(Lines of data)
# # #

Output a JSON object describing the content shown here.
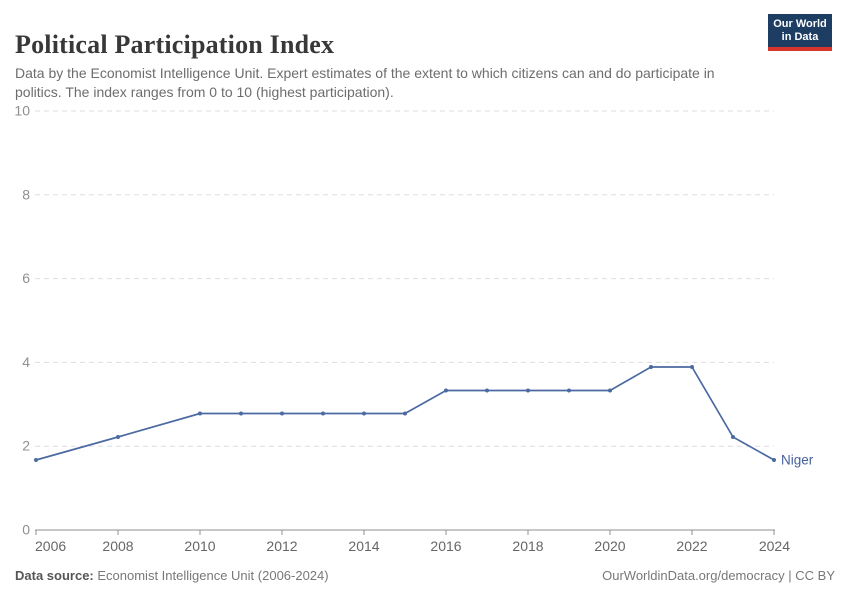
{
  "header": {
    "title": "Political Participation Index",
    "subtitle": "Data by the Economist Intelligence Unit. Expert estimates of the extent to which citizens can and do participate in politics. The index ranges from 0 to 10 (highest participation).",
    "logo": {
      "line1": "Our World",
      "line2": "in Data",
      "bg_color": "#1d3d63",
      "stripe_color": "#d7342a"
    }
  },
  "chart_data": {
    "type": "line",
    "title": "Political Participation Index",
    "xlabel": "",
    "ylabel": "",
    "xlim": [
      2006,
      2024
    ],
    "ylim": [
      0,
      10
    ],
    "x_ticks": [
      2006,
      2008,
      2010,
      2012,
      2014,
      2016,
      2018,
      2020,
      2022,
      2024
    ],
    "y_ticks": [
      0,
      2,
      4,
      6,
      8,
      10
    ],
    "grid": "horizontal-dashed",
    "legend_position": "end-of-line-label",
    "series": [
      {
        "name": "Niger",
        "color": "#4c6aa2",
        "label_color": "#44619a",
        "points": [
          {
            "x": 2006,
            "y": 1.67
          },
          {
            "x": 2008,
            "y": 2.22
          },
          {
            "x": 2010,
            "y": 2.78
          },
          {
            "x": 2011,
            "y": 2.78
          },
          {
            "x": 2012,
            "y": 2.78
          },
          {
            "x": 2013,
            "y": 2.78
          },
          {
            "x": 2014,
            "y": 2.78
          },
          {
            "x": 2015,
            "y": 2.78
          },
          {
            "x": 2016,
            "y": 3.33
          },
          {
            "x": 2017,
            "y": 3.33
          },
          {
            "x": 2018,
            "y": 3.33
          },
          {
            "x": 2019,
            "y": 3.33
          },
          {
            "x": 2020,
            "y": 3.33
          },
          {
            "x": 2021,
            "y": 3.89
          },
          {
            "x": 2022,
            "y": 3.89
          },
          {
            "x": 2023,
            "y": 2.22
          },
          {
            "x": 2024,
            "y": 1.67
          }
        ]
      }
    ],
    "axis_colors": {
      "y_tick_label": "#8f8f8f",
      "x_tick_label": "#666666",
      "gridline": "#dedede",
      "baseline": "#8f8f8f"
    }
  },
  "footer": {
    "datasource_label": "Data source:",
    "datasource_value": " Economist Intelligence Unit (2006-2024)",
    "attribution": "OurWorldinData.org/democracy | CC BY"
  }
}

# # #

# Requirement:
Repeat the records in full, exactly as they appear, without the pictures.

# Output below:
Output a JSON object describing the content shown here.
{
  "header": {
    "title": "Political Participation Index",
    "subtitle": "Data by the Economist Intelligence Unit. Expert estimates of the extent to which citizens can and do participate in politics. The index ranges from 0 to 10 (highest participation).",
    "logo": {
      "line1": "Our World",
      "line2": "in Data",
      "bg_color": "#1d3d63",
      "stripe_color": "#d7342a"
    }
  },
  "chart_data": {
    "type": "line",
    "title": "Political Participation Index",
    "xlabel": "",
    "ylabel": "",
    "xlim": [
      2006,
      2024
    ],
    "ylim": [
      0,
      10
    ],
    "x_ticks": [
      2006,
      2008,
      2010,
      2012,
      2014,
      2016,
      2018,
      2020,
      2022,
      2024
    ],
    "y_ticks": [
      0,
      2,
      4,
      6,
      8,
      10
    ],
    "grid": "horizontal-dashed",
    "legend_position": "end-of-line-label",
    "series": [
      {
        "name": "Niger",
        "color": "#4c6aa2",
        "label_color": "#44619a",
        "points": [
          {
            "x": 2006,
            "y": 1.67
          },
          {
            "x": 2008,
            "y": 2.22
          },
          {
            "x": 2010,
            "y": 2.78
          },
          {
            "x": 2011,
            "y": 2.78
          },
          {
            "x": 2012,
            "y": 2.78
          },
          {
            "x": 2013,
            "y": 2.78
          },
          {
            "x": 2014,
            "y": 2.78
          },
          {
            "x": 2015,
            "y": 2.78
          },
          {
            "x": 2016,
            "y": 3.33
          },
          {
            "x": 2017,
            "y": 3.33
          },
          {
            "x": 2018,
            "y": 3.33
          },
          {
            "x": 2019,
            "y": 3.33
          },
          {
            "x": 2020,
            "y": 3.33
          },
          {
            "x": 2021,
            "y": 3.89
          },
          {
            "x": 2022,
            "y": 3.89
          },
          {
            "x": 2023,
            "y": 2.22
          },
          {
            "x": 2024,
            "y": 1.67
          }
        ]
      }
    ],
    "axis_colors": {
      "y_tick_label": "#8f8f8f",
      "x_tick_label": "#666666",
      "gridline": "#dedede",
      "baseline": "#8f8f8f"
    }
  },
  "footer": {
    "datasource_label": "Data source:",
    "datasource_value": " Economist Intelligence Unit (2006-2024)",
    "attribution": "OurWorldinData.org/democracy | CC BY"
  }
}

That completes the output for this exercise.